'''

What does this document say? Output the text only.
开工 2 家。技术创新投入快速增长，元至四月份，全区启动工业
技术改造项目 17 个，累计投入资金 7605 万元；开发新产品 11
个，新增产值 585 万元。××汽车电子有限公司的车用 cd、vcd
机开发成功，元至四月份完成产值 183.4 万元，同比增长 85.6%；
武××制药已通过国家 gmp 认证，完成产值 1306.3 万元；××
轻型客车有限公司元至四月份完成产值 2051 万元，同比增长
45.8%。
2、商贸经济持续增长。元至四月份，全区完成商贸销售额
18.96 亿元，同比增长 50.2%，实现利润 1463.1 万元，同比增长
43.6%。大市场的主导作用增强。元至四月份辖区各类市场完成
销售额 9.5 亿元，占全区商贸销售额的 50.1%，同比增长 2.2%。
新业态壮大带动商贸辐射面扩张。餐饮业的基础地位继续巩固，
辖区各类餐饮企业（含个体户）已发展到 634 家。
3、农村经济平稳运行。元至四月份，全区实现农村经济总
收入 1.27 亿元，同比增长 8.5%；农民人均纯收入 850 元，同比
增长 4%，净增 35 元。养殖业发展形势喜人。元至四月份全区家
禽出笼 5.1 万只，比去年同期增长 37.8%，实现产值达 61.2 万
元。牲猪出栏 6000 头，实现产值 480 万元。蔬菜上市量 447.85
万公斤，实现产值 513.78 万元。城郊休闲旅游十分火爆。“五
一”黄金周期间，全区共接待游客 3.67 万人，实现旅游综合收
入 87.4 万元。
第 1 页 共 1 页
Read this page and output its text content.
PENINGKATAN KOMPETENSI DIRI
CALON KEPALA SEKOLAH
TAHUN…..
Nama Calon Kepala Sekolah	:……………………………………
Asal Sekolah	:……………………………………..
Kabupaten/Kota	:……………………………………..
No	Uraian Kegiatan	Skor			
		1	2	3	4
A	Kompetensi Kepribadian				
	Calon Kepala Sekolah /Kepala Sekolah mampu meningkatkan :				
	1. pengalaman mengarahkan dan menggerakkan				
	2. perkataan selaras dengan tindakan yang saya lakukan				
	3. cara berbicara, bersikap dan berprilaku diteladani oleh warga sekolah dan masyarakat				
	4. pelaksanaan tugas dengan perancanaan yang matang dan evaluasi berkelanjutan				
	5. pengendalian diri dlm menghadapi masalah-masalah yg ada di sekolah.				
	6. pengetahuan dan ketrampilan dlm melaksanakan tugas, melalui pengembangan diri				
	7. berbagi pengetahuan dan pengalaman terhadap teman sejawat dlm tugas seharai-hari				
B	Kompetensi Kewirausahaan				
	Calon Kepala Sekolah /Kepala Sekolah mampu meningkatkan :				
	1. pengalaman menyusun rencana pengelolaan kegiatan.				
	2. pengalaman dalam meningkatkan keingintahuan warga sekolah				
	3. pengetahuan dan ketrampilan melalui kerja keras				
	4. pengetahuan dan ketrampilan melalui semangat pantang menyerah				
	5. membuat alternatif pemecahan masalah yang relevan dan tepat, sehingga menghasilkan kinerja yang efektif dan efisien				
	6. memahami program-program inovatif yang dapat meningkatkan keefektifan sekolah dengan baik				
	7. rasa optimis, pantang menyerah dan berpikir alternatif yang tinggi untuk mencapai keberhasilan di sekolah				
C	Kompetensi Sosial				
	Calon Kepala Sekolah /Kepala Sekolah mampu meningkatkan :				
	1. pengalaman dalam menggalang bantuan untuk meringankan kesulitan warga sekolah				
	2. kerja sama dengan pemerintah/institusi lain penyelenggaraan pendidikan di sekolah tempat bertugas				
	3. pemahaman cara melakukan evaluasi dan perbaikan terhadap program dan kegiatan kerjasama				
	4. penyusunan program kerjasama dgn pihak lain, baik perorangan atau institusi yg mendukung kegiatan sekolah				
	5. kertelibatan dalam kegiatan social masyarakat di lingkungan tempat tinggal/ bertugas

'''

● Written exercise:
Among the entries above, how many lines include the word "同比增长"? Reply with the number only.

● Exercise answer:
5